— START Supplied information —
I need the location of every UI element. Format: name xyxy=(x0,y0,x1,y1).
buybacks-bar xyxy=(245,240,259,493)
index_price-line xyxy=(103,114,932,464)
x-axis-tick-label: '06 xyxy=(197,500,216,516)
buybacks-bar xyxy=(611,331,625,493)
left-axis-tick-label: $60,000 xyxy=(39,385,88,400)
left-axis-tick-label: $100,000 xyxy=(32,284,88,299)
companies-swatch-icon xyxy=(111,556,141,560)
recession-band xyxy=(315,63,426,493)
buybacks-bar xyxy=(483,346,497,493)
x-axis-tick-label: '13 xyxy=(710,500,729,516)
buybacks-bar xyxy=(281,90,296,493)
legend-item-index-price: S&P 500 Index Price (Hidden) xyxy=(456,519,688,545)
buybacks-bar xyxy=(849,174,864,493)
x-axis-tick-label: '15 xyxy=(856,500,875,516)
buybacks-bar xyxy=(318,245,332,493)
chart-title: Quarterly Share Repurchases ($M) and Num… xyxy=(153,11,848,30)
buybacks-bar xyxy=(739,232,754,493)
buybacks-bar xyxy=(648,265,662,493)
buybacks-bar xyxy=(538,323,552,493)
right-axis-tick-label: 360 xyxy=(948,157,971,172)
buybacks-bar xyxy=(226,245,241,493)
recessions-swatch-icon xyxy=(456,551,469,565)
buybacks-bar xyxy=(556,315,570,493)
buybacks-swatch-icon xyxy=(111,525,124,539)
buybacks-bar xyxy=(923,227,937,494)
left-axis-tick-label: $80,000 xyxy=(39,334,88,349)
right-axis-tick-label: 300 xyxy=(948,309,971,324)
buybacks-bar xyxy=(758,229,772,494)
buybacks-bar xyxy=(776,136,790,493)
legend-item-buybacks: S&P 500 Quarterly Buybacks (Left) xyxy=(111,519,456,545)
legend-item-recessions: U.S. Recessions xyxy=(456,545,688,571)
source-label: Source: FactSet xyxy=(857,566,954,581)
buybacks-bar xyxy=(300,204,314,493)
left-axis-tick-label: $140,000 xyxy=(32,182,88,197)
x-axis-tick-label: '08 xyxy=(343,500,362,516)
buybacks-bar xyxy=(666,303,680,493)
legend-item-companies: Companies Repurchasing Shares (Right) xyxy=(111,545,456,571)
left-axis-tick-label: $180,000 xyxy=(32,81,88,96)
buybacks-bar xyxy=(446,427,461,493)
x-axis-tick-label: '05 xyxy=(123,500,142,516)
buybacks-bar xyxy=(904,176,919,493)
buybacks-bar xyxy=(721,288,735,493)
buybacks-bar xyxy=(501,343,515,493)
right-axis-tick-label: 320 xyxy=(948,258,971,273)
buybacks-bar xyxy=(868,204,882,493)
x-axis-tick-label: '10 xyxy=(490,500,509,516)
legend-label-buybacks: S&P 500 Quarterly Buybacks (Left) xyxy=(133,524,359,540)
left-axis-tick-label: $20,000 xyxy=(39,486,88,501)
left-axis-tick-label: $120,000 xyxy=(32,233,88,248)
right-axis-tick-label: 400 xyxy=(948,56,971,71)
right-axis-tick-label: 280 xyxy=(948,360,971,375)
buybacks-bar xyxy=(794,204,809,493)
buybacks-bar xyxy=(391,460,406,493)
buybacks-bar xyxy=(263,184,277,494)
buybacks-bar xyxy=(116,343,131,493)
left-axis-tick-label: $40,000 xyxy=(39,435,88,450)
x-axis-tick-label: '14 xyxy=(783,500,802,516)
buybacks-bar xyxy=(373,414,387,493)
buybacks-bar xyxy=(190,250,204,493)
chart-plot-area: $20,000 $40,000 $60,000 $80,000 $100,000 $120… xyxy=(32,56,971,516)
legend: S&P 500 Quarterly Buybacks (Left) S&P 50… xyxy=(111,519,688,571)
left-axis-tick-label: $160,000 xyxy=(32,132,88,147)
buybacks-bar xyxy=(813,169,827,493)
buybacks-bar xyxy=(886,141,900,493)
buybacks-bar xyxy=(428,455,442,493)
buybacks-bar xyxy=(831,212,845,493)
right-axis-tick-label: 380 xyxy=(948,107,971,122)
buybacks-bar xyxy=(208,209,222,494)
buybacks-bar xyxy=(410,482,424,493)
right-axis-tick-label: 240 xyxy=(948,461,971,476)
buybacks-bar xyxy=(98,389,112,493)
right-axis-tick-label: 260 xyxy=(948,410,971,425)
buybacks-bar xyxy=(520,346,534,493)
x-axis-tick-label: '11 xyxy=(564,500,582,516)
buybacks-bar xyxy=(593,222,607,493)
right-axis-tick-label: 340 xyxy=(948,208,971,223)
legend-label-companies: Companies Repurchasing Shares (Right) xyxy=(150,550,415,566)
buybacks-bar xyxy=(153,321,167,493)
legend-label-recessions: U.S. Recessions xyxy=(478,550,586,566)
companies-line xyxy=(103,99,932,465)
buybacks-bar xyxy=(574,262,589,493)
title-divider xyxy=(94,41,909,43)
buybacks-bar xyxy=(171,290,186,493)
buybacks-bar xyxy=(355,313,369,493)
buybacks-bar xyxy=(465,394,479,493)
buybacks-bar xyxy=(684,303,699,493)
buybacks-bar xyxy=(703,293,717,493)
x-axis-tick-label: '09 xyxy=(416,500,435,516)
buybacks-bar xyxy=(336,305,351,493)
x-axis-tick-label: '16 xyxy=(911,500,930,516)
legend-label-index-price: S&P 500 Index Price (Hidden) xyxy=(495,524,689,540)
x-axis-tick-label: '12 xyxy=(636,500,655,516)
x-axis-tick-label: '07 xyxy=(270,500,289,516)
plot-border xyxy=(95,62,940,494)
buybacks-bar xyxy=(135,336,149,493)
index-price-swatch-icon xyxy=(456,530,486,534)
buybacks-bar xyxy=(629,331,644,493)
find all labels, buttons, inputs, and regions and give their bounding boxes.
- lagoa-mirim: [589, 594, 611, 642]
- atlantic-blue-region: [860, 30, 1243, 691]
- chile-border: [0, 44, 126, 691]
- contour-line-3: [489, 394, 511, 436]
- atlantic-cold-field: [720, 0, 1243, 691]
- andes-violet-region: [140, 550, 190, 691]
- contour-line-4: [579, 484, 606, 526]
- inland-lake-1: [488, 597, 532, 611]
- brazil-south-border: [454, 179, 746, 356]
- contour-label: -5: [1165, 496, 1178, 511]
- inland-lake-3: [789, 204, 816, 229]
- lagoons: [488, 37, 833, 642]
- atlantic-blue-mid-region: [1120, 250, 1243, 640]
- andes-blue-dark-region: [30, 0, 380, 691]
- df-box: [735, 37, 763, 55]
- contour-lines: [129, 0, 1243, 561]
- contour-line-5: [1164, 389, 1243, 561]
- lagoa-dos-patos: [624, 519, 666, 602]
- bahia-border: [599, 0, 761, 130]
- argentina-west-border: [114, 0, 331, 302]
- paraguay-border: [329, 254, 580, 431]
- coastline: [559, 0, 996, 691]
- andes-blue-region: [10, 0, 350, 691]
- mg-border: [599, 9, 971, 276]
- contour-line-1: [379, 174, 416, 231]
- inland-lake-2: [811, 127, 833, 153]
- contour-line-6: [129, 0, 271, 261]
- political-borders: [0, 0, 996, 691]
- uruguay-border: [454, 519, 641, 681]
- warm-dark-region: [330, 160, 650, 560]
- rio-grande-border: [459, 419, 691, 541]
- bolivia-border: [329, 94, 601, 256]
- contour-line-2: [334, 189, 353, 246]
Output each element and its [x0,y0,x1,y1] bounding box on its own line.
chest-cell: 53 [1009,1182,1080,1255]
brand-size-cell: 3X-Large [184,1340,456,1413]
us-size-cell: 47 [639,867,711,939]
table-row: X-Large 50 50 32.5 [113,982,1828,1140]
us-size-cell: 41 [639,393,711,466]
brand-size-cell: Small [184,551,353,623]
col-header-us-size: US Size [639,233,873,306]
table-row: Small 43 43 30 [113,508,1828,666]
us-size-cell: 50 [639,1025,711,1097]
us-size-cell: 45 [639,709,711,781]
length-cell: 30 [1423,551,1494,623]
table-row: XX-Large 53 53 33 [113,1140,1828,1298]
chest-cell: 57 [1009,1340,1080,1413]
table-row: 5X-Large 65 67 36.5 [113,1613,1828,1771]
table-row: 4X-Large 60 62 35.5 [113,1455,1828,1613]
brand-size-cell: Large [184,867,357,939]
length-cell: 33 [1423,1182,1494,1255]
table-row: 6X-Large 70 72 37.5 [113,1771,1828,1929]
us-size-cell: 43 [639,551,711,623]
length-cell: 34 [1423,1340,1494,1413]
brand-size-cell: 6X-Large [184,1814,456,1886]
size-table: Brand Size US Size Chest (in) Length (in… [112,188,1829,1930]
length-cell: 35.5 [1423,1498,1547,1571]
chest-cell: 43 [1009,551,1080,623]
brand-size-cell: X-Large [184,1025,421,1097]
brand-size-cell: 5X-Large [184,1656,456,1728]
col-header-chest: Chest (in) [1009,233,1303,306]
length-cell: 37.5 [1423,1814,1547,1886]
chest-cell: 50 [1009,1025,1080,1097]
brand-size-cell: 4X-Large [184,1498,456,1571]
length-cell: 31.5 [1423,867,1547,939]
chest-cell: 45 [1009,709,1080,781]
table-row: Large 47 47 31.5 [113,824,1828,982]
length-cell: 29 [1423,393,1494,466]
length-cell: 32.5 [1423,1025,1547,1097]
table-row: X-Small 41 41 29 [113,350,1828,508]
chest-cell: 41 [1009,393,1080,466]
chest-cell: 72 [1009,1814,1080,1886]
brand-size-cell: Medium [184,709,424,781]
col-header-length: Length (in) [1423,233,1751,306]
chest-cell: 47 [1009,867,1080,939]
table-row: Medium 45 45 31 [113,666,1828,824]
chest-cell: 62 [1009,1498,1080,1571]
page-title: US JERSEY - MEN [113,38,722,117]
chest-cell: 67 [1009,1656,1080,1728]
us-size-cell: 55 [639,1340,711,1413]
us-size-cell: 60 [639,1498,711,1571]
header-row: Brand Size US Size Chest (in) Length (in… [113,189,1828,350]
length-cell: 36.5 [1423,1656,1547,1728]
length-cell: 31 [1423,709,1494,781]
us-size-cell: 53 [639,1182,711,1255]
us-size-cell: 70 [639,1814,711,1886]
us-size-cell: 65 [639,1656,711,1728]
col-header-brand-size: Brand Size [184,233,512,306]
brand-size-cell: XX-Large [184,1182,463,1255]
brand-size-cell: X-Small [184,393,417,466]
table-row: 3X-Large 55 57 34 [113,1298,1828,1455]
— END Supplied information —
What the task asks: Rewrite the lines of the records above as a numbered list, starting at the first line and ending at the line containing "companies-swatch-icon xyxy=(111,556,141,560)", and leave out any blank lines.

Exercise result:
1. I need the location of every UI element. Format: name xyxy=(x0,y0,x1,y1).
2. buybacks-bar xyxy=(245,240,259,493)
3. index_price-line xyxy=(103,114,932,464)
4. x-axis-tick-label: '06 xyxy=(197,500,216,516)
5. buybacks-bar xyxy=(611,331,625,493)
6. left-axis-tick-label: $60,000 xyxy=(39,385,88,400)
7. left-axis-tick-label: $100,000 xyxy=(32,284,88,299)
8. companies-swatch-icon xyxy=(111,556,141,560)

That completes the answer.